Prompt: Transcribe the listing exactly, leaving out every picture.

— Begin Rows —

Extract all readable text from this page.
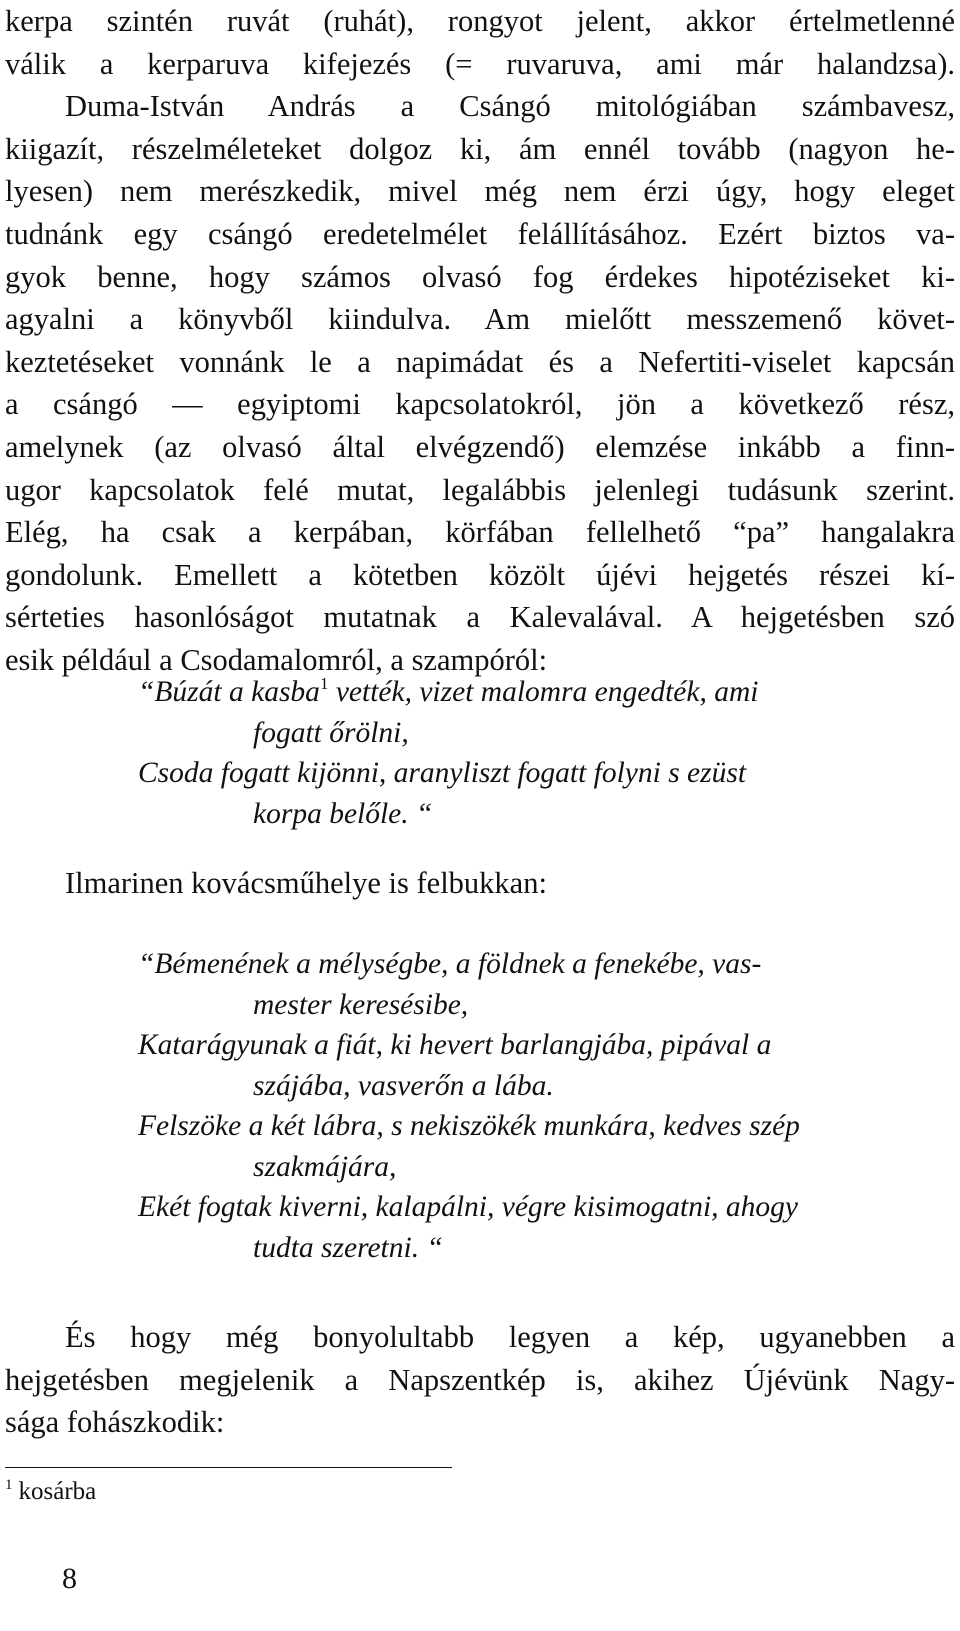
kerpa szintén ruvát (ruhát), rongyot jelent, akkor értelmetlenné
válik a kerparuva kifejezés (= ruvaruva, ami már halandzsa).
Duma-István András a Csángó mitológiában számbavesz,
kiigazít, részelméleteket dolgoz ki, ám ennél tovább (nagyon he-
lyesen) nem merészkedik, mivel még nem érzi úgy, hogy eleget
tudnánk egy csángó eredetelmélet felállításához. Ezért biztos va-
gyok benne, hogy számos olvasó fog érdekes hipotéziseket ki-
agyalni a könyvből kiindulva. Am mielőtt messzemenő követ-
keztetéseket vonnánk le a napimádat és a Nefertiti-viselet kapcsán
a csángó — egyiptomi kapcsolatokról, jön a következő rész,
amelynek (az olvasó által elvégzendő) elemzése inkább a finn-
ugor kapcsolatok felé mutat, legalábbis jelenlegi tudásunk szerint.
Elég, ha csak a kerpában, körfában fellelhető “pa” hangalakra
gondolunk. Emellett a kötetben közölt újévi hejgetés részei kí-
sérteties hasonlóságot mutatnak a Kalevalával. A hejgetésben szó
esik például a Csodamalomról, a szampóról:
“Búzát a kasba$^1$ vették, vizet malomra engedték, ami
fogatt őrölni,
Csoda fogatt kijönni, aranyliszt fogatt folyni s ezüst
korpa belőle. “
Ilmarinen kovácsműhelye is felbukkan:
“Bémenének a mélységbe, a földnek a fenekébe, vas-
mester keresésibe,
Katarágyunak a fiát, ki hevert barlangjába, pipával a
szájába, vasverőn a lába.
Felszöke a két lábra, s nekiszökék munkára, kedves szép
szakmájára,
Ekét fogtak kiverni, kalapálni, végre kisimogatni, ahogy
tudta szeretni. “
És hogy még bonyolultabb legyen a kép, ugyanebben a
hejgetésben megjelenik a Napszentkép is, akihez Újévünk Nagy-
sága fohászkodik:
$^1$ kosárba
8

— End Rows —

Complete answer:
Extract all readable text from this page.
kerpa szintén ruvát (ruhát), rongyot jelent, akkor értelmetlenné
válik a kerparuva kifejezés (= ruvaruva, ami már halandzsa).
Duma-István András a Csángó mitológiában számbavesz,
kiigazít, részelméleteket dolgoz ki, ám ennél tovább (nagyon he-
lyesen) nem merészkedik, mivel még nem érzi úgy, hogy eleget
tudnánk egy csángó eredetelmélet felállításához. Ezért biztos va-
gyok benne, hogy számos olvasó fog érdekes hipotéziseket ki-
agyalni a könyvből kiindulva. Am mielőtt messzemenő követ-
keztetéseket vonnánk le a napimádat és a Nefertiti-viselet kapcsán
a csángó — egyiptomi kapcsolatokról, jön a következő rész,
amelynek (az olvasó által elvégzendő) elemzése inkább a finn-
ugor kapcsolatok felé mutat, legalábbis jelenlegi tudásunk szerint.
Elég, ha csak a kerpában, körfában fellelhető “pa” hangalakra
gondolunk. Emellett a kötetben közölt újévi hejgetés részei kí-
sérteties hasonlóságot mutatnak a Kalevalával. A hejgetésben szó
esik például a Csodamalomról, a szampóról:
“Búzát a kasba$^1$ vették, vizet malomra engedték, ami
fogatt őrölni,
Csoda fogatt kijönni, aranyliszt fogatt folyni s ezüst
korpa belőle. “
Ilmarinen kovácsműhelye is felbukkan:
“Bémenének a mélységbe, a földnek a fenekébe, vas-
mester keresésibe,
Katarágyunak a fiát, ki hevert barlangjába, pipával a
szájába, vasverőn a lába.
Felszöke a két lábra, s nekiszökék munkára, kedves szép
szakmájára,
Ekét fogtak kiverni, kalapálni, végre kisimogatni, ahogy
tudta szeretni. “
És hogy még bonyolultabb legyen a kép, ugyanebben a
hejgetésben megjelenik a Napszentkép is, akihez Újévünk Nagy-
sága fohászkodik:
$^1$ kosárba
8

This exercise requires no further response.